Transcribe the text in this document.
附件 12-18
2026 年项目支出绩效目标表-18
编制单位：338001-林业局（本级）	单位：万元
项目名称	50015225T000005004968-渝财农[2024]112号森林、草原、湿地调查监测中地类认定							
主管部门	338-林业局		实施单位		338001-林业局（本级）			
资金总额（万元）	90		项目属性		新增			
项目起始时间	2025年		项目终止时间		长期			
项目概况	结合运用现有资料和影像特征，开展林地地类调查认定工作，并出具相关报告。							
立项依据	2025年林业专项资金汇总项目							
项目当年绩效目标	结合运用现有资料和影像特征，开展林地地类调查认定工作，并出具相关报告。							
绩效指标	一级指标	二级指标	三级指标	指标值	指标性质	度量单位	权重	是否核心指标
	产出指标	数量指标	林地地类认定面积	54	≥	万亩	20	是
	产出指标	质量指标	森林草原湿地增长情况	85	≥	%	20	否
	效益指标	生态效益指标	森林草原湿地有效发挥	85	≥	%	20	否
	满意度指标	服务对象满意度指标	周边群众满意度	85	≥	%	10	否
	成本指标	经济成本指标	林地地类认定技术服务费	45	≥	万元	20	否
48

→ Stated task:
Extract each line of the material exactly as it stands.

→ The result:
Transcribe the text in this document.
附件 12-18
2026 年项目支出绩效目标表-18
编制单位：338001-林业局（本级）	单位：万元
项目名称	50015225T000005004968-渝财农[2024]112号森林、草原、湿地调查监测中地类认定							
主管部门	338-林业局		实施单位		338001-林业局（本级）			
资金总额（万元）	90		项目属性		新增			
项目起始时间	2025年		项目终止时间		长期			
项目概况	结合运用现有资料和影像特征，开展林地地类调查认定工作，并出具相关报告。							
立项依据	2025年林业专项资金汇总项目							
项目当年绩效目标	结合运用现有资料和影像特征，开展林地地类调查认定工作，并出具相关报告。							
绩效指标	一级指标	二级指标	三级指标	指标值	指标性质	度量单位	权重	是否核心指标
	产出指标	数量指标	林地地类认定面积	54	≥	万亩	20	是
	产出指标	质量指标	森林草原湿地增长情况	85	≥	%	20	否
	效益指标	生态效益指标	森林草原湿地有效发挥	85	≥	%	20	否
	满意度指标	服务对象满意度指标	周边群众满意度	85	≥	%	10	否
	成本指标	经济成本指标	林地地类认定技术服务费	45	≥	万元	20	否
48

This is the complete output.